# EXTRACTED INFORMATION start

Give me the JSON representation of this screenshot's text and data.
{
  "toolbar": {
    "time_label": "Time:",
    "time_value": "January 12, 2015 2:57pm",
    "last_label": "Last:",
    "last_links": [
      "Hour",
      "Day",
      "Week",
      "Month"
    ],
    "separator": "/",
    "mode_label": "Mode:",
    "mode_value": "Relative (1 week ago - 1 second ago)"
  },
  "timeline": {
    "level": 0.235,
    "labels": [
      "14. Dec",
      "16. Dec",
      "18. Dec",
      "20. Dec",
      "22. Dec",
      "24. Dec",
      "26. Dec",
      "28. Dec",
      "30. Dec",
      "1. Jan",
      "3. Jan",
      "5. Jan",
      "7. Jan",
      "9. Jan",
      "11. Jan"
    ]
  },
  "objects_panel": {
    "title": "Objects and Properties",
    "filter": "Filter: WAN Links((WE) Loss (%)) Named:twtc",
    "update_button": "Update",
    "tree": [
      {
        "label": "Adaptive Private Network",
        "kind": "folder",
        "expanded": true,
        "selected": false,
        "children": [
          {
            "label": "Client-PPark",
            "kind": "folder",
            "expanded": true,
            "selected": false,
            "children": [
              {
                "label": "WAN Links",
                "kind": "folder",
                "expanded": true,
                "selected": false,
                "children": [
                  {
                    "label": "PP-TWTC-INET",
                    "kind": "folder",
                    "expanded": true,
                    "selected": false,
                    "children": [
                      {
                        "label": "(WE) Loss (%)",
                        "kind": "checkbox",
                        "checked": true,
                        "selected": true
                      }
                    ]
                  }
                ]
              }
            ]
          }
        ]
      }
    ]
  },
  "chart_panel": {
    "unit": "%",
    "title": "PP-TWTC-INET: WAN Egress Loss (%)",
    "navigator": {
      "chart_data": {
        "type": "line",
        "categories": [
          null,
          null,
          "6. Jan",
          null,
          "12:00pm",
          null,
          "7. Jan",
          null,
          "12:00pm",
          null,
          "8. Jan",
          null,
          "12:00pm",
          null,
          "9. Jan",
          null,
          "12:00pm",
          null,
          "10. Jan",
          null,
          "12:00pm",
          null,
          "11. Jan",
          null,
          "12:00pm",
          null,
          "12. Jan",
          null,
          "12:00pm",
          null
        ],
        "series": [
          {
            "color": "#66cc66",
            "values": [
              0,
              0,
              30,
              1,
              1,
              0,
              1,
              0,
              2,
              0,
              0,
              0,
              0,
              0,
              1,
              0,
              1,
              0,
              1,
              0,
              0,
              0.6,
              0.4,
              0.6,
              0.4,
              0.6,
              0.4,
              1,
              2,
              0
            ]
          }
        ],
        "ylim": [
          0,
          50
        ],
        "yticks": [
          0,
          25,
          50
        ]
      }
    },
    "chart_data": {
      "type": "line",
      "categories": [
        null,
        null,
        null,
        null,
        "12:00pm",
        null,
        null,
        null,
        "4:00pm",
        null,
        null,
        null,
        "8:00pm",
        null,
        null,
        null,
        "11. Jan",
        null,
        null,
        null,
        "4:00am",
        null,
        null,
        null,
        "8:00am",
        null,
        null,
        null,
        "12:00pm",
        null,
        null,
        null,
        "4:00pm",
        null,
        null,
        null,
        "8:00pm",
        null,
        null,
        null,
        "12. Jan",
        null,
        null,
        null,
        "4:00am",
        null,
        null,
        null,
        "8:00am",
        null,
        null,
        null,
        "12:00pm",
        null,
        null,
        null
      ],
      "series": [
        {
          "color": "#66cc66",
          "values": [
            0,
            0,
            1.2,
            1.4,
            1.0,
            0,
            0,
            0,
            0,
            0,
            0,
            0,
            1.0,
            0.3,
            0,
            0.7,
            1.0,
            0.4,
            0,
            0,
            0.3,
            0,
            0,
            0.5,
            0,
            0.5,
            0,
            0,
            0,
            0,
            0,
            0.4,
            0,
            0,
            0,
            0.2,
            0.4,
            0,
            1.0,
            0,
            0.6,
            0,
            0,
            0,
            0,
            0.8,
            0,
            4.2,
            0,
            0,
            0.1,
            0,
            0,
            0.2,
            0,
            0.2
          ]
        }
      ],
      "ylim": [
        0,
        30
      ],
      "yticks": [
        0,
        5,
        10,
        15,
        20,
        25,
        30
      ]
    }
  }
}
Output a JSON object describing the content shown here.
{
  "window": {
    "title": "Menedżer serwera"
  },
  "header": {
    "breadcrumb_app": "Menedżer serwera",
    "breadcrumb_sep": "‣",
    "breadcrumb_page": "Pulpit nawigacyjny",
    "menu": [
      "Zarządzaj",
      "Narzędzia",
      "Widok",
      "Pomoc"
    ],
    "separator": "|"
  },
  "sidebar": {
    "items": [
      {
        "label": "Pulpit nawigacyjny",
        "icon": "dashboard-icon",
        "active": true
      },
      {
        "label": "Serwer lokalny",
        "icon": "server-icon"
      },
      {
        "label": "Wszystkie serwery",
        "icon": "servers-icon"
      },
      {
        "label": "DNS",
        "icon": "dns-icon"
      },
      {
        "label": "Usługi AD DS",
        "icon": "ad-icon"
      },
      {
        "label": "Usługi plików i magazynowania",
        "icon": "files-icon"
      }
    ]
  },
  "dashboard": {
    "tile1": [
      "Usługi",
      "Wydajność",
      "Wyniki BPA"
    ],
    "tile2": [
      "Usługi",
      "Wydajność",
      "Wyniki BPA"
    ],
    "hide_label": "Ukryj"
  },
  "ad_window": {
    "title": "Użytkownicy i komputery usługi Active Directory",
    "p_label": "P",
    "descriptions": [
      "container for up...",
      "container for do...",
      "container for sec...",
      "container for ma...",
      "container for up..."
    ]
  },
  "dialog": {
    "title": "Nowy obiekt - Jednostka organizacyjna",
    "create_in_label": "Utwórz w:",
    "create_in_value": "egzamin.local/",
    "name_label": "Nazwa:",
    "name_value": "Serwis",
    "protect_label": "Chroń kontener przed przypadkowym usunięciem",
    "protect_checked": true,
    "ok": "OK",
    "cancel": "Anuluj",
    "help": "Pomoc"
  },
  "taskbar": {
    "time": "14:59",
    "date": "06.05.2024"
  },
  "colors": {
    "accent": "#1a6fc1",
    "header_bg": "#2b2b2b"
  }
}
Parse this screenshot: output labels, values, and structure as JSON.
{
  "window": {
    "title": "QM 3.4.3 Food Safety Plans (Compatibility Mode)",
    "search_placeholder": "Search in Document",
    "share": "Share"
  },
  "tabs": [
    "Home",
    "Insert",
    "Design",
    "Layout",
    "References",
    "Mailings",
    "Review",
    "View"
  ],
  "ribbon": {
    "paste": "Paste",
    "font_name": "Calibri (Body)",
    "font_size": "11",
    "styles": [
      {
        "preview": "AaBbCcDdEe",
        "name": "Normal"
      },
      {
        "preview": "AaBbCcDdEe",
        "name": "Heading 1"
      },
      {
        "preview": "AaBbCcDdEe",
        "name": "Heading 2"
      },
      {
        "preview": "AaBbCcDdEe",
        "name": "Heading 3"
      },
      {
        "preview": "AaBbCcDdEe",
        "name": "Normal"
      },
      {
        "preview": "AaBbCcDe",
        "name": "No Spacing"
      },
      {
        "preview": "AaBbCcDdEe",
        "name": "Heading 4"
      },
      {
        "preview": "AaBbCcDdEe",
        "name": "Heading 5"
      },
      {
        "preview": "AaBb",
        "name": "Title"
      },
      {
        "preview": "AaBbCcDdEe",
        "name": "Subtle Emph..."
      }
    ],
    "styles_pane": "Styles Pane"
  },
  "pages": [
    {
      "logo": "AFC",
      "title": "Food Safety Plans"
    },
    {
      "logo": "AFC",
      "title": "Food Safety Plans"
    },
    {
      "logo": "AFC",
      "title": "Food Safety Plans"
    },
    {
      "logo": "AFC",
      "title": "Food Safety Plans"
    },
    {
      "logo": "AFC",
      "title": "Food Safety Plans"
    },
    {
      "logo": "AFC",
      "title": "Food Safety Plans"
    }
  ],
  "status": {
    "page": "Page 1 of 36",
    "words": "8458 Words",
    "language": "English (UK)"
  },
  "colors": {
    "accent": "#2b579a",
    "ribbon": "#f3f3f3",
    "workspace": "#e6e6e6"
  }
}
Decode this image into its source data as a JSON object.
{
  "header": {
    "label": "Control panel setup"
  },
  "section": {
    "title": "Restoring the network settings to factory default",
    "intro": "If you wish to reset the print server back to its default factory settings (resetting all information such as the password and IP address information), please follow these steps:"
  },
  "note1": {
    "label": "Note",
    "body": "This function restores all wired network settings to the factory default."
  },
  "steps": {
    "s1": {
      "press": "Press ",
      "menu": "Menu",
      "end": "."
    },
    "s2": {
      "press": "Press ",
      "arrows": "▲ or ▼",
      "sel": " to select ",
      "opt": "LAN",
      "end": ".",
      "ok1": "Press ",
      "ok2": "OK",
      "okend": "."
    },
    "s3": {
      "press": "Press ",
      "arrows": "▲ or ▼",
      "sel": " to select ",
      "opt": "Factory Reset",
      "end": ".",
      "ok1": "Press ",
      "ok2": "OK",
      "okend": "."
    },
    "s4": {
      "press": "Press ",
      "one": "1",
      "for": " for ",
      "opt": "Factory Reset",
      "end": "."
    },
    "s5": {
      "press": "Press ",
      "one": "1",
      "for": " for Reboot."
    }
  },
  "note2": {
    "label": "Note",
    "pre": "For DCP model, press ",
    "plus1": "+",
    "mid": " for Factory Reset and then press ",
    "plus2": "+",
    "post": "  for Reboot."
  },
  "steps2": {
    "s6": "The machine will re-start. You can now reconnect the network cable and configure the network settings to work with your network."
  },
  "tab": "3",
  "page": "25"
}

# EXTRACTED INFORMATION end

▶ **TASK STATEMENT**
Search the material above for "screenshot". Pull out each line where it shows up.

▶ **THE RESPONSE**
Give me the JSON representation of this screenshot's text and data.
Parse this screenshot: output labels, values, and structure as JSON.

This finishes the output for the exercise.